:: Items from an interface collection ::
○ ○ ○

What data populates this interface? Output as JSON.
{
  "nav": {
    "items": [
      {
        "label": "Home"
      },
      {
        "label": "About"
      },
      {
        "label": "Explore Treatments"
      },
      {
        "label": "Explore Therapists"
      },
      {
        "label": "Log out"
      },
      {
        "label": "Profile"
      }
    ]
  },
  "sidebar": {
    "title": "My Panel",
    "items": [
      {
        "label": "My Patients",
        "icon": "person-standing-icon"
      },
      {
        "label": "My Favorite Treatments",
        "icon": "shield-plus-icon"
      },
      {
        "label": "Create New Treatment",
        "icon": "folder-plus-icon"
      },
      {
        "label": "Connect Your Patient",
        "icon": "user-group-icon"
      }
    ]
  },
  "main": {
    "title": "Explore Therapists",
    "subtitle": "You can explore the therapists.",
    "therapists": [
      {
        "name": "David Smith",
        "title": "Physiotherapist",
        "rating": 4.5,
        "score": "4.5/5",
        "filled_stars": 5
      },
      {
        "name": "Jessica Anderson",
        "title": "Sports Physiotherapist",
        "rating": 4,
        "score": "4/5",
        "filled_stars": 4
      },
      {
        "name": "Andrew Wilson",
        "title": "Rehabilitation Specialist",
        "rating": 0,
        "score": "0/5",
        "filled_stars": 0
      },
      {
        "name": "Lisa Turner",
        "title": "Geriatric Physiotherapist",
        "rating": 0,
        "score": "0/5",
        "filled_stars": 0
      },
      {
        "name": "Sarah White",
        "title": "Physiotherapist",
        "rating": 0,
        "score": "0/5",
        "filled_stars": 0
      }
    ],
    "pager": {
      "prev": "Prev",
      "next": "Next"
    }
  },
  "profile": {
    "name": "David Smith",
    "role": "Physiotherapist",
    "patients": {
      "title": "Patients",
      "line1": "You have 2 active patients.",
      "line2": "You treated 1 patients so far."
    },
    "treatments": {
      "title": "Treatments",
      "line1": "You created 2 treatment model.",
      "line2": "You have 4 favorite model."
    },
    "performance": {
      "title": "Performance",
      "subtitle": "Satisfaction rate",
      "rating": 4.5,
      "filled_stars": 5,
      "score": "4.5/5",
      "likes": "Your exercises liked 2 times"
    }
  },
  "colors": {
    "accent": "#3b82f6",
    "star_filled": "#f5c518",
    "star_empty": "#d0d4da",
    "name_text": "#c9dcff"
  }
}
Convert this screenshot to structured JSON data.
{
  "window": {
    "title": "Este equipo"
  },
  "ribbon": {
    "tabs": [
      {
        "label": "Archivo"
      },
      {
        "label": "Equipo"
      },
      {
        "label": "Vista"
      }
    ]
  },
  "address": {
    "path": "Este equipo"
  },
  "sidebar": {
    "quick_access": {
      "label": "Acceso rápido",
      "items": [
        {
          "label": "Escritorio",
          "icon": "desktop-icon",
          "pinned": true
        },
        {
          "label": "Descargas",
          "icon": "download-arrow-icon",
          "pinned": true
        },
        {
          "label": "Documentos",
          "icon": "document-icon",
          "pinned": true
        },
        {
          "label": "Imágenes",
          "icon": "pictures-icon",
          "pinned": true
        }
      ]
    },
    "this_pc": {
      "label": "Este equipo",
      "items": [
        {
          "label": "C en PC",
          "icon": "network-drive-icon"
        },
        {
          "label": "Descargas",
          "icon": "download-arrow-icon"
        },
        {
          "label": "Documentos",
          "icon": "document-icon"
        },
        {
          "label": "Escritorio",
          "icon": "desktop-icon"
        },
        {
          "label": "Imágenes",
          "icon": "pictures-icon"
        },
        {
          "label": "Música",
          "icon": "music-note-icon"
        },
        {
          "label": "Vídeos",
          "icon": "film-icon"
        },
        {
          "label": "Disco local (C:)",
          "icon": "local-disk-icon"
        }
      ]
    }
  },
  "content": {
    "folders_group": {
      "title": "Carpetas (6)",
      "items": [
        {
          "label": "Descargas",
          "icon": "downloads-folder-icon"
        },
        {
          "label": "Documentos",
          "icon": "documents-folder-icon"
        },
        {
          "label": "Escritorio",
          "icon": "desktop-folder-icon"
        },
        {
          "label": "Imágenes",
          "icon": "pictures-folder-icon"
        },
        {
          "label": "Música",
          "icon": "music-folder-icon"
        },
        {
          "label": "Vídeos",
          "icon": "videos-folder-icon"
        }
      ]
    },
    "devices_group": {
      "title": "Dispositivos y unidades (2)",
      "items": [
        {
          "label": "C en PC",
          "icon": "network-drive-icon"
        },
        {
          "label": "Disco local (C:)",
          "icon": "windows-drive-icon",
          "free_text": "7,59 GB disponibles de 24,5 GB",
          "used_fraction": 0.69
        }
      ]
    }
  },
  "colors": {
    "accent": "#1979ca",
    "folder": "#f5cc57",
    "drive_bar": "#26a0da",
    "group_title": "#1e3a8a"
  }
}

○ ○ ○

:: EXERCISE DESCRIPTION ::
Return from the data every line that holds "have".

:: WRITTEN ANSWER ::
      "line1": "You have 2 active patients.",
      "line2": "You have 4 favorite model."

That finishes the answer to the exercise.